What to do:
From the data that follows, report how many lines hold the string "products", giving only the number.

Data section:
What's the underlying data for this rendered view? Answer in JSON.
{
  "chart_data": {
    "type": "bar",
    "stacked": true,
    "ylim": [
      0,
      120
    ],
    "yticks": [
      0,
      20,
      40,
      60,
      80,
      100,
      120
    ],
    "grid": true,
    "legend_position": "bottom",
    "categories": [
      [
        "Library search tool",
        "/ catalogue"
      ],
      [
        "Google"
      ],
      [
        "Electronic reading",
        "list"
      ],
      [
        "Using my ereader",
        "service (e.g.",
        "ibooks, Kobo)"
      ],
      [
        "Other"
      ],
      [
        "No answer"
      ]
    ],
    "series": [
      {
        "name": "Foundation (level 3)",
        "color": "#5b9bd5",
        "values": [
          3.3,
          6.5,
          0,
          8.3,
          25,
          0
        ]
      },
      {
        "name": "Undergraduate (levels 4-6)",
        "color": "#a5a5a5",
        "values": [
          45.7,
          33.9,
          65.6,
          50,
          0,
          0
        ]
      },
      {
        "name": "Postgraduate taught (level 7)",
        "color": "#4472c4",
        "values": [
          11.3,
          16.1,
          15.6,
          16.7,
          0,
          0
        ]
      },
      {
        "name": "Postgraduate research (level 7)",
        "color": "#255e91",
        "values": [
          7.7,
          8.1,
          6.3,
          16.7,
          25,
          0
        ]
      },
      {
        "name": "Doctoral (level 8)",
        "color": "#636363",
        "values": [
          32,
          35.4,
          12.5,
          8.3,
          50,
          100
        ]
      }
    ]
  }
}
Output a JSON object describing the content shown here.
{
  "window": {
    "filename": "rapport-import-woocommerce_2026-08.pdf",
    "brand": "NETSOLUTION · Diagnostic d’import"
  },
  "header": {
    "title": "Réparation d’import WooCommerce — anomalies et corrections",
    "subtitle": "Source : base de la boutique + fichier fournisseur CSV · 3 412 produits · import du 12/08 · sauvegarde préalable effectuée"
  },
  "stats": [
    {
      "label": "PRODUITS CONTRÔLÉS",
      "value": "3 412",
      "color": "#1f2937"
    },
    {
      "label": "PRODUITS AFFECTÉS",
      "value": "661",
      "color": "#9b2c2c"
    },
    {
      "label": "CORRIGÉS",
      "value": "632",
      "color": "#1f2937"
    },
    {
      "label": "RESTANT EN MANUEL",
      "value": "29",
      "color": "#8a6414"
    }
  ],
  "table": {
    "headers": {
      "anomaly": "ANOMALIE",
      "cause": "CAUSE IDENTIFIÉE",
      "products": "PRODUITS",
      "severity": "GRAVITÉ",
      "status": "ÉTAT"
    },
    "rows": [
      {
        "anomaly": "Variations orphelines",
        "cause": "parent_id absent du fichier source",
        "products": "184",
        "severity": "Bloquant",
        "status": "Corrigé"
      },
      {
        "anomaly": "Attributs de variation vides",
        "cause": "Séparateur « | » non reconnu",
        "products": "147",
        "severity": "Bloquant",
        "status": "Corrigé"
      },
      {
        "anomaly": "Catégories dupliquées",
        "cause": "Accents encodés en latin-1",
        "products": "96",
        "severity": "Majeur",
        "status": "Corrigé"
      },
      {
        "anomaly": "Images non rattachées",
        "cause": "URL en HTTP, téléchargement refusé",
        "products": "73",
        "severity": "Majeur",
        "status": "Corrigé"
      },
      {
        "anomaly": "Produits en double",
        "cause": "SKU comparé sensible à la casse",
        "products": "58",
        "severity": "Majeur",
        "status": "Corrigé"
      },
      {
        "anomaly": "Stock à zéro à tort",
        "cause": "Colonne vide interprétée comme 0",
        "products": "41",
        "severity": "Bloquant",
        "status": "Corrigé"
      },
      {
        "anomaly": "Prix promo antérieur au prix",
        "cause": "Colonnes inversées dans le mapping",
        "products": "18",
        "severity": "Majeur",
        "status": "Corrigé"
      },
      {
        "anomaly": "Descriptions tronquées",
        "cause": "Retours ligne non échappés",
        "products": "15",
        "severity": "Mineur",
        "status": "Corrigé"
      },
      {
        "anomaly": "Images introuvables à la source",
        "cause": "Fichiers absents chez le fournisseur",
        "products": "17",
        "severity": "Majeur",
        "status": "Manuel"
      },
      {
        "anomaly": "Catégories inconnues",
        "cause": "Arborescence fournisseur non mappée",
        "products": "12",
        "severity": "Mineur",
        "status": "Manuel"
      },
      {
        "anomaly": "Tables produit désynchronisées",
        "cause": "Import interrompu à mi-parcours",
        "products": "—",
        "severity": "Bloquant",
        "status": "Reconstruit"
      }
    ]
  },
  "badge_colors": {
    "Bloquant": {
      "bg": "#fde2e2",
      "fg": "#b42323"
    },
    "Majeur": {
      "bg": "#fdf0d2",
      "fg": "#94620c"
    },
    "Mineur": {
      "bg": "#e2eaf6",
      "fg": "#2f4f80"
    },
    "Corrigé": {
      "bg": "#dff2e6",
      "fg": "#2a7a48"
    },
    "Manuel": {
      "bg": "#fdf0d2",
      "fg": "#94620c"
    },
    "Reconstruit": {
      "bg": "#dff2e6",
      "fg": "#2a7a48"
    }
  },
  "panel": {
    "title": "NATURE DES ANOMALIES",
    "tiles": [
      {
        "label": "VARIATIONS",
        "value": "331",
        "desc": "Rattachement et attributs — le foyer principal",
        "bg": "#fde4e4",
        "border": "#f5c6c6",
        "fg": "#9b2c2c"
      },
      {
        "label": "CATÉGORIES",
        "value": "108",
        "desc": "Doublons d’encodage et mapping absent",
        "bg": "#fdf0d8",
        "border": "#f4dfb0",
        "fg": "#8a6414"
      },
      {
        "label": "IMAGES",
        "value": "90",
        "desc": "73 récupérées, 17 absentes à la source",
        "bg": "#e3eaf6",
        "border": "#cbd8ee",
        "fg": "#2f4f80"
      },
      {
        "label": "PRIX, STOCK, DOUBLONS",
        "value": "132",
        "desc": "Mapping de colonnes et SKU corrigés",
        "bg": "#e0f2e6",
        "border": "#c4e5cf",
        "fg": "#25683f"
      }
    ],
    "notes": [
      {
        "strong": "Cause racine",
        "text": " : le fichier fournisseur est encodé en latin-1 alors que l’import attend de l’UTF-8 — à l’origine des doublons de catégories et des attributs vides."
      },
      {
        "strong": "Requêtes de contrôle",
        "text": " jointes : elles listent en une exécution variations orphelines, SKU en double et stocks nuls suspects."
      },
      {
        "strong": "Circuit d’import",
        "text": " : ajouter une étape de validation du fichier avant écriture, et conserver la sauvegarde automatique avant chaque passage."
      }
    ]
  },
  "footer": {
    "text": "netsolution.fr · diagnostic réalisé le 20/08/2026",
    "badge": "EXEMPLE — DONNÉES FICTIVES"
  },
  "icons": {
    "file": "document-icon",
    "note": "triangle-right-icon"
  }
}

Response to this task:
12